→ Required task: Find the word "What" in the records below. List each line containing it.

(Lines of data)
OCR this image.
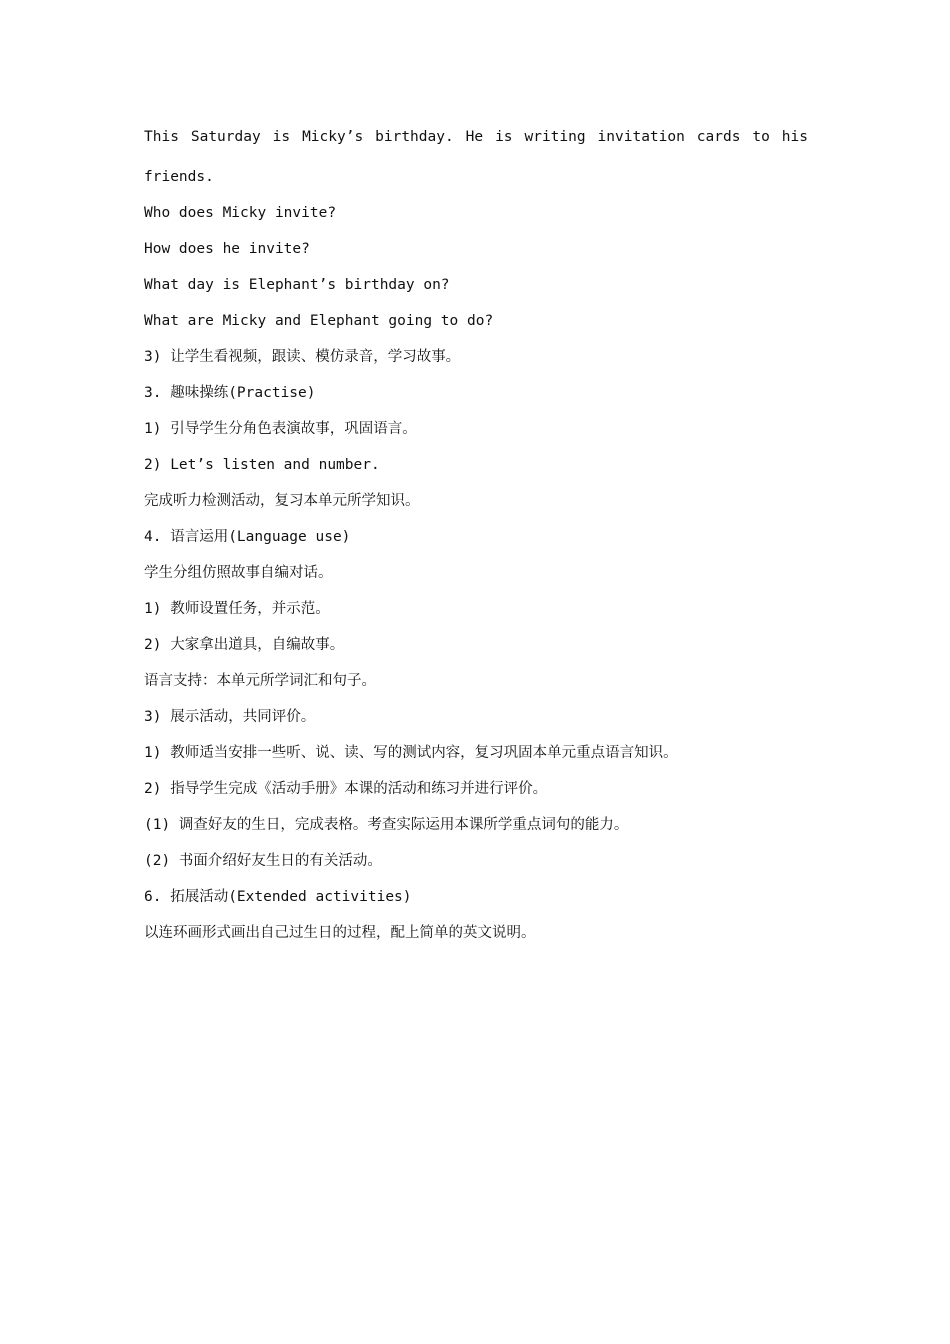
This Saturday is Micky’s birthday. He is writing invitation cards to his
friends.
Who does Micky invite?
How does he invite?
What day is Elephant’s birthday on?
What are Micky and Elephant going to do?
3) 让学生看视频，跟读、模仿录音，学习故事。
3. 趣味操练(Practise)
1) 引导学生分角色表演故事，巩固语言。
2) Let’s listen and number.
完成听力检测活动，复习本单元所学知识。
4. 语言运用(Language use)
学生分组仿照故事自编对话。
1) 教师设置任务，并示范。
2) 大家拿出道具，自编故事。
语言支持：本单元所学词汇和句子。
3) 展示活动，共同评价。
1) 教师适当安排一些听、说、读、写的测试内容，复习巩固本单元重点语言知识。
2) 指导学生完成《活动手册》本课的活动和练习并进行评价。
(1) 调查好友的生日，完成表格。考查实际运用本课所学重点词句的能力。
(2) 书面介绍好友生日的有关活动。
6. 拓展活动(Extended activities)
以连环画形式画出自己过生日的过程，配上简单的英文说明。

→ Exercise answer:
What day is Elephant’s birthday on?
What are Micky and Elephant going to do?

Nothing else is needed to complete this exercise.